---------- Data excerpts

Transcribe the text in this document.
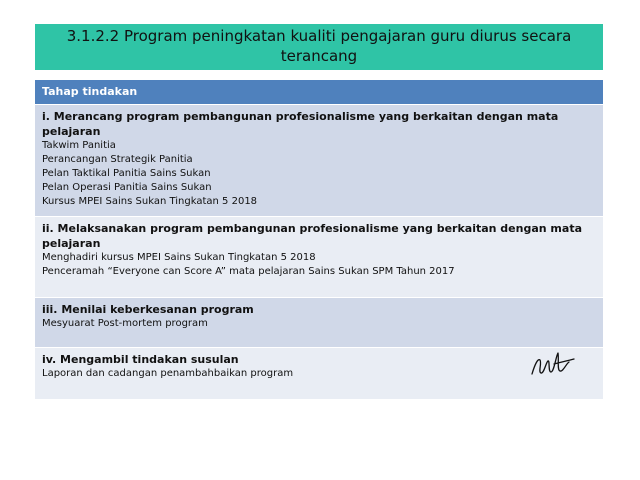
3.1.2.2 Program peningkatan kualiti pengajaran guru diurus secara terancang
Tahap tindakan
i. Merancang program pembangunan profesionalisme yang berkaitan dengan mata pelajaran
Takwim Panitia
Perancangan Strategik Panitia
Pelan Taktikal Panitia Sains Sukan
Pelan Operasi Panitia Sains Sukan
Kursus MPEI Sains Sukan Tingkatan 5 2018
ii. Melaksanakan program pembangunan profesionalisme yang berkaitan dengan mata pelajaran
Menghadiri kursus MPEI Sains Sukan Tingkatan 5 2018
Penceramah “Everyone can Score A” mata pelajaran Sains Sukan SPM Tahun 2017
iii. Menilai keberkesanan program
Mesyuarat Post-mortem program
iv. Mengambil tindakan susulan
Laporan dan cadangan penambahbaikan program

--------------------

Required task
Set down every record once more, word for word, without pictures.

Solution to this exercise
Transcribe the text in this document.
3.1.2.2 Program peningkatan kualiti pengajaran guru diurus secara terancang
Tahap tindakan
i. Merancang program pembangunan profesionalisme yang berkaitan dengan mata pelajaran
Takwim Panitia
Perancangan Strategik Panitia
Pelan Taktikal Panitia Sains Sukan
Pelan Operasi Panitia Sains Sukan
Kursus MPEI Sains Sukan Tingkatan 5 2018
ii. Melaksanakan program pembangunan profesionalisme yang berkaitan dengan mata pelajaran
Menghadiri kursus MPEI Sains Sukan Tingkatan 5 2018
Penceramah “Everyone can Score A” mata pelajaran Sains Sukan SPM Tahun 2017
iii. Menilai keberkesanan program
Mesyuarat Post-mortem program
iv. Mengambil tindakan susulan
Laporan dan cadangan penambahbaikan program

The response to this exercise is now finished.